## [THE TASK]
Collect from the data below each line with "Tymczasem".

begin SUPPLIED ENTRIES

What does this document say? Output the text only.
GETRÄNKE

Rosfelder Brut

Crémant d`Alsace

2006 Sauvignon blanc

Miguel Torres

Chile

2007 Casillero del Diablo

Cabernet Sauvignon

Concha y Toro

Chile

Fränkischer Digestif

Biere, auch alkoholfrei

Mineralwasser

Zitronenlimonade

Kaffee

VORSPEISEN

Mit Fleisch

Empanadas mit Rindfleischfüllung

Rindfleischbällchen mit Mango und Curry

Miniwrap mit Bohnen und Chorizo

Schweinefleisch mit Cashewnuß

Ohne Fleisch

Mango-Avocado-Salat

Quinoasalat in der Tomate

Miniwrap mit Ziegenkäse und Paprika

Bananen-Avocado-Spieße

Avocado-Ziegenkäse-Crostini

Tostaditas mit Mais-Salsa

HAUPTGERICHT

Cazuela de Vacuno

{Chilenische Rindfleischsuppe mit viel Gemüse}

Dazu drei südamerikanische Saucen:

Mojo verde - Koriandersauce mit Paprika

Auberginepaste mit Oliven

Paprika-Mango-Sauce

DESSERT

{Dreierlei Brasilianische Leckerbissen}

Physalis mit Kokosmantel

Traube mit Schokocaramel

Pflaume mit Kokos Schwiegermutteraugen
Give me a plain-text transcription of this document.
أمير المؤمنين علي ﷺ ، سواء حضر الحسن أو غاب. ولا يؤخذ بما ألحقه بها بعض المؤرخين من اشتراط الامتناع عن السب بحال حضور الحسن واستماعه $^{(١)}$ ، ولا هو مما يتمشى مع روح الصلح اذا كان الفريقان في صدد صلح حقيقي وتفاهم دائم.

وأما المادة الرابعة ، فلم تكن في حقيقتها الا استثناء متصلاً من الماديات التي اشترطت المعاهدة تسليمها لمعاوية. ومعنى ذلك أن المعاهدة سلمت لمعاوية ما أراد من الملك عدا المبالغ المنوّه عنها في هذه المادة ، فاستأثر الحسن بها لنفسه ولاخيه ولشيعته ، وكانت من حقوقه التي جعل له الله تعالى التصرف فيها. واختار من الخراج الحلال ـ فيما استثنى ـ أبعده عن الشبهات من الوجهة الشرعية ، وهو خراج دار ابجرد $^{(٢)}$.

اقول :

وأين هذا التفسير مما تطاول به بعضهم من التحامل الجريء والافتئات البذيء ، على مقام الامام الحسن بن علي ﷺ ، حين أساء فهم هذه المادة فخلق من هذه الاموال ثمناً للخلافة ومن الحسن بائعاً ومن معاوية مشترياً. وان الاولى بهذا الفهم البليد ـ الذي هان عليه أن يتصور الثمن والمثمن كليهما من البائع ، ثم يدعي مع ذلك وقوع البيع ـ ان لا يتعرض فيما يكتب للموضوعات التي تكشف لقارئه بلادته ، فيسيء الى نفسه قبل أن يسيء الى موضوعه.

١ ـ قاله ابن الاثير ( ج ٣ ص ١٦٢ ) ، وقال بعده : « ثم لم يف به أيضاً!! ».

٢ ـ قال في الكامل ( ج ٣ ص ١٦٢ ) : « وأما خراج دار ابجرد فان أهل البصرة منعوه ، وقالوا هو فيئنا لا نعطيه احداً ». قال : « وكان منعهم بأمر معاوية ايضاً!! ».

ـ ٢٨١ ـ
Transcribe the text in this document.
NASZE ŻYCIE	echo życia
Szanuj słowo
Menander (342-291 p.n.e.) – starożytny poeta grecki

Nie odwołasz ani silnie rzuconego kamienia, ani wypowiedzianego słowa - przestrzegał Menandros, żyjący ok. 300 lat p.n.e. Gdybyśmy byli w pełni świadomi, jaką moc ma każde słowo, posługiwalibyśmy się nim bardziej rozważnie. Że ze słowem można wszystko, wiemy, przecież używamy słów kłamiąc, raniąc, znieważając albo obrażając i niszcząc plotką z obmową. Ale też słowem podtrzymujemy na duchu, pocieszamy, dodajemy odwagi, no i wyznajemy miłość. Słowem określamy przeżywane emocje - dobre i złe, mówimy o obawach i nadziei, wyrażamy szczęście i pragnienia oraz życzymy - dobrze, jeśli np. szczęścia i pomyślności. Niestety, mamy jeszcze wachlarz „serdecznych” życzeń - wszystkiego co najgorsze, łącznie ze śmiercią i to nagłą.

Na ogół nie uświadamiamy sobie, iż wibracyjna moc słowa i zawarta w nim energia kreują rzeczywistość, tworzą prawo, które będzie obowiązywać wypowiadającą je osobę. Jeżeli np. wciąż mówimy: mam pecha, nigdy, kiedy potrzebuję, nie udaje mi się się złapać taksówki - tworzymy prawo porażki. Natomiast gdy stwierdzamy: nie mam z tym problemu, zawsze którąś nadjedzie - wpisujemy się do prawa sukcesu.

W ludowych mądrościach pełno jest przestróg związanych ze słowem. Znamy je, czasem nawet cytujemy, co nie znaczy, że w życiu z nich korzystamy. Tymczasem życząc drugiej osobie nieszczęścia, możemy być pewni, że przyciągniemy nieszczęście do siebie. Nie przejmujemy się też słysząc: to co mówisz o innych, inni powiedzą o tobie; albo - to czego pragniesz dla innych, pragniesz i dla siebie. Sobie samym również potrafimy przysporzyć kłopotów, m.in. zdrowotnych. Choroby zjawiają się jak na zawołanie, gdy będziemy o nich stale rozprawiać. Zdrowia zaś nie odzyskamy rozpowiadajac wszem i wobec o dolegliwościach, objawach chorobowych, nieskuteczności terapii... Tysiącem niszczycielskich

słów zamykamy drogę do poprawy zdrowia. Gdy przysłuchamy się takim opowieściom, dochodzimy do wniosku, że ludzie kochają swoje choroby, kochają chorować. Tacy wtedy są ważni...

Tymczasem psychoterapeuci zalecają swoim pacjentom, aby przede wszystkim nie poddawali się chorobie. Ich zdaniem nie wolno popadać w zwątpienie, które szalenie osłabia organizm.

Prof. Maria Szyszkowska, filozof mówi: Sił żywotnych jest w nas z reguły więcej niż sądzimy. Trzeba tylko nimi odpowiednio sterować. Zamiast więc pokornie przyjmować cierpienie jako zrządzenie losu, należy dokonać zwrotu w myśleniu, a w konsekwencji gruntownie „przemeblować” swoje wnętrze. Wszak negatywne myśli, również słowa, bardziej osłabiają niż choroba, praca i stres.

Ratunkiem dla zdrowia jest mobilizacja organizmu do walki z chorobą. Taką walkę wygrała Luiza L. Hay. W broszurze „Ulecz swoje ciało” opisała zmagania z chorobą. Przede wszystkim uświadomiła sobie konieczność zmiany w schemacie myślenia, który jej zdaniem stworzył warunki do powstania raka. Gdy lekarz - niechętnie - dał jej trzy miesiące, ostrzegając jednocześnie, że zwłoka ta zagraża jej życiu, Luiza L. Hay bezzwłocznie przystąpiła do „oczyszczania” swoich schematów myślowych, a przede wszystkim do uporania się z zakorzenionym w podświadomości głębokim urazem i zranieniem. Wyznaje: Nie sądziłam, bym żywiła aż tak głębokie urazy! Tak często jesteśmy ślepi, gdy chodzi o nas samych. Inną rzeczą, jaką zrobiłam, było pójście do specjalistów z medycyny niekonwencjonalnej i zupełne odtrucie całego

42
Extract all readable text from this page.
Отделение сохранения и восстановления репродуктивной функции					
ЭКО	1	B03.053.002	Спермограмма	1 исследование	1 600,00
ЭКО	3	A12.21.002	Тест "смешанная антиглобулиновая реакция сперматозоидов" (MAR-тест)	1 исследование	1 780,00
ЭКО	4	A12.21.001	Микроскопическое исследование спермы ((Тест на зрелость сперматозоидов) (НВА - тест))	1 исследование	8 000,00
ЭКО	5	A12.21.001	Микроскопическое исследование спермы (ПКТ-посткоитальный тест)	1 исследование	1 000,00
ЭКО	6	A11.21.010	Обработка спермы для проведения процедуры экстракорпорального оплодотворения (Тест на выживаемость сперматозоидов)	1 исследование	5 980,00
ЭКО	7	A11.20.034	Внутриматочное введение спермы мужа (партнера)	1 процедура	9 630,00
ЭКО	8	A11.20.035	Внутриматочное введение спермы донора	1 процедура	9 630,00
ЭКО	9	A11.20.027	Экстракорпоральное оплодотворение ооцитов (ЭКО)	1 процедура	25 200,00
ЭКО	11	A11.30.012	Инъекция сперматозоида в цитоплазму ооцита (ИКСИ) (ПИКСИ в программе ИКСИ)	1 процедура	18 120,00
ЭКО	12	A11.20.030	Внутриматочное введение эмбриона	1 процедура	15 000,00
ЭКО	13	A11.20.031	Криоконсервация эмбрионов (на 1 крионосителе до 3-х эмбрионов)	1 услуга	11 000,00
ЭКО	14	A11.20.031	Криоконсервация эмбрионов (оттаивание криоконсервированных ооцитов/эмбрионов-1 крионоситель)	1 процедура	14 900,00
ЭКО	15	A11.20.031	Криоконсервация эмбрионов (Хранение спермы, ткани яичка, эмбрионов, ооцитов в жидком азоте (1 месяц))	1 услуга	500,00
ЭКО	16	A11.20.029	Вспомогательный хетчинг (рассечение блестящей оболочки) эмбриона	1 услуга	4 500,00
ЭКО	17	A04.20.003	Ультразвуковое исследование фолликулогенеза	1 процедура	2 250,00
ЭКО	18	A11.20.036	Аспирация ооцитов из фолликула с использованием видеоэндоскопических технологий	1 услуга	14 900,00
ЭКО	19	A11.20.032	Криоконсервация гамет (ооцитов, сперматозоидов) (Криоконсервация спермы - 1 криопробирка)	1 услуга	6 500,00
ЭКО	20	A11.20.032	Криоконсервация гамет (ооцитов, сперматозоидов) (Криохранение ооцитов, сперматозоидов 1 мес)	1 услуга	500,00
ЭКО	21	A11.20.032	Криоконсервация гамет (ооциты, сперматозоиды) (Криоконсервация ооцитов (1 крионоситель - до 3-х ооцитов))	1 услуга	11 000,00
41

end SUPPLIED ENTRIES

## [SOLUTION]
W ludowych mądrościach pełno jest przestróg związanych ze słowem. Znamy je, czasem nawet cytujemy, co nie znaczy, że w życiu z nich korzystamy. Tymczasem życząc drugiej osobie nieszczęścia, możemy być pewni, że przyciągniemy nieszczęście do siebie. Nie przejmujemy się też słysząc: to co mówisz o innych, inni powiedzą o tobie; albo - to czego pragniesz dla innych, pragniesz i dla siebie. Sobie samym również potrafimy przysporzyć kłopotów, m.in. zdrowotnych. Choroby zjawiają się jak na zawołanie, gdy będziemy o nich stale rozprawiać. Zdrowia zaś nie odzyskamy rozpowiadajac wszem i wobec o dolegliwościach, objawach chorobowych, nieskuteczności terapii... Tysiącem niszczycielskich
Tymczasem psychoterapeuci zalecają swoim pacjentom, aby przede wszystkim nie poddawali się chorobie. Ich zdaniem nie wolno popadać w zwątpienie, które szalenie osłabia organizm.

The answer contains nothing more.